Records supplied ->
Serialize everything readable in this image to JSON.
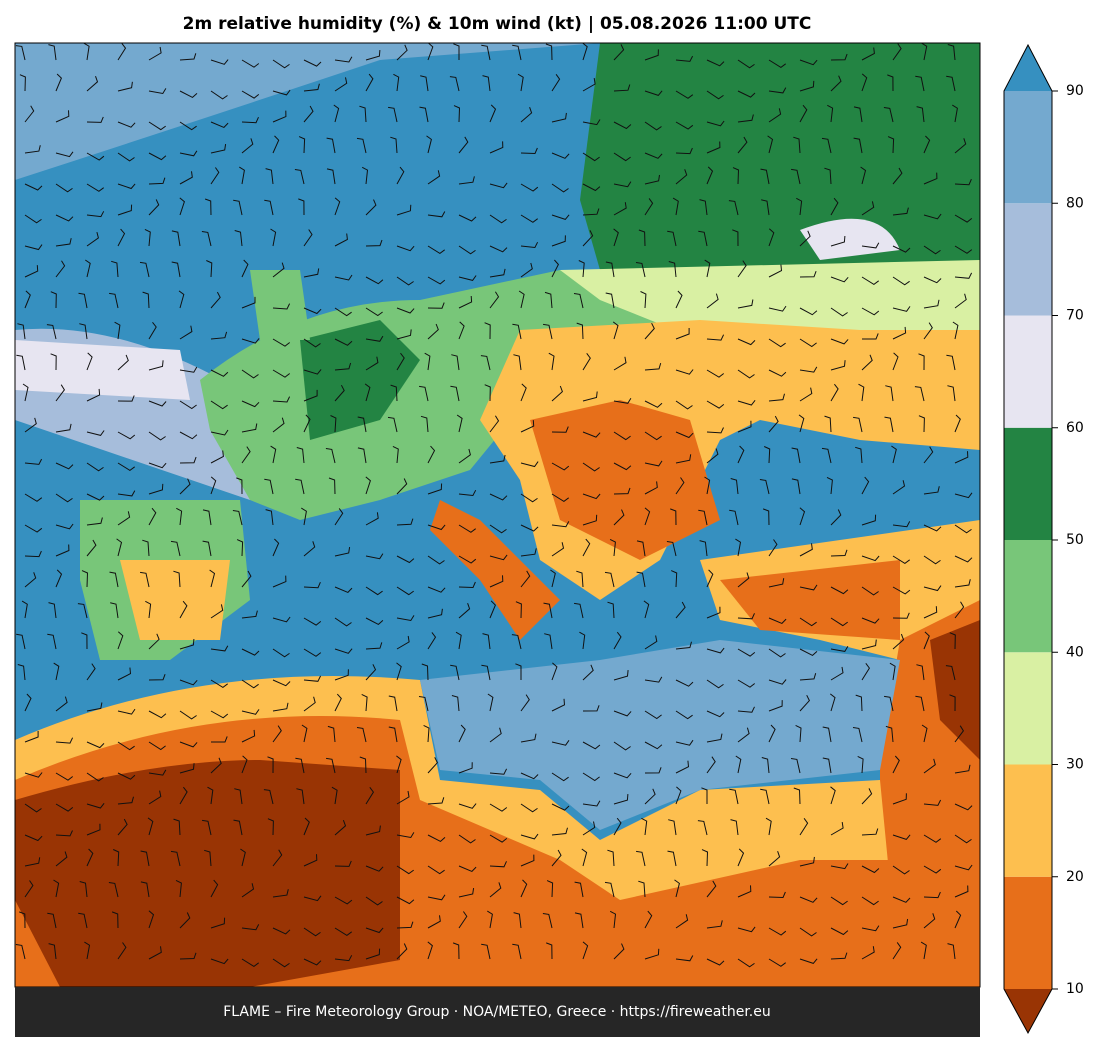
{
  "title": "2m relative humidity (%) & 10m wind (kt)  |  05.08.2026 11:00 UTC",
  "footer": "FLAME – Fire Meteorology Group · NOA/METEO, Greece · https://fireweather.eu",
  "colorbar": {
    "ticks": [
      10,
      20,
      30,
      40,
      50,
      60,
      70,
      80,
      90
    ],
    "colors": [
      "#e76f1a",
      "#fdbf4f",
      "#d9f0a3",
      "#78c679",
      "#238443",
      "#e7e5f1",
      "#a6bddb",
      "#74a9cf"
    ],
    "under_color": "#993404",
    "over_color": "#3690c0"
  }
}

Exercise details -> Each entry must be retyped word for word, with every image omitted.

Problem solution ->
Serialize everything readable in this image to JSON.
{
  "title": "2m relative humidity (%) & 10m wind (kt)  |  05.08.2026 11:00 UTC",
  "footer": "FLAME – Fire Meteorology Group · NOA/METEO, Greece · https://fireweather.eu",
  "colorbar": {
    "ticks": [
      10,
      20,
      30,
      40,
      50,
      60,
      70,
      80,
      90
    ],
    "colors": [
      "#e76f1a",
      "#fdbf4f",
      "#d9f0a3",
      "#78c679",
      "#238443",
      "#e7e5f1",
      "#a6bddb",
      "#74a9cf"
    ],
    "under_color": "#993404",
    "over_color": "#3690c0"
  }
}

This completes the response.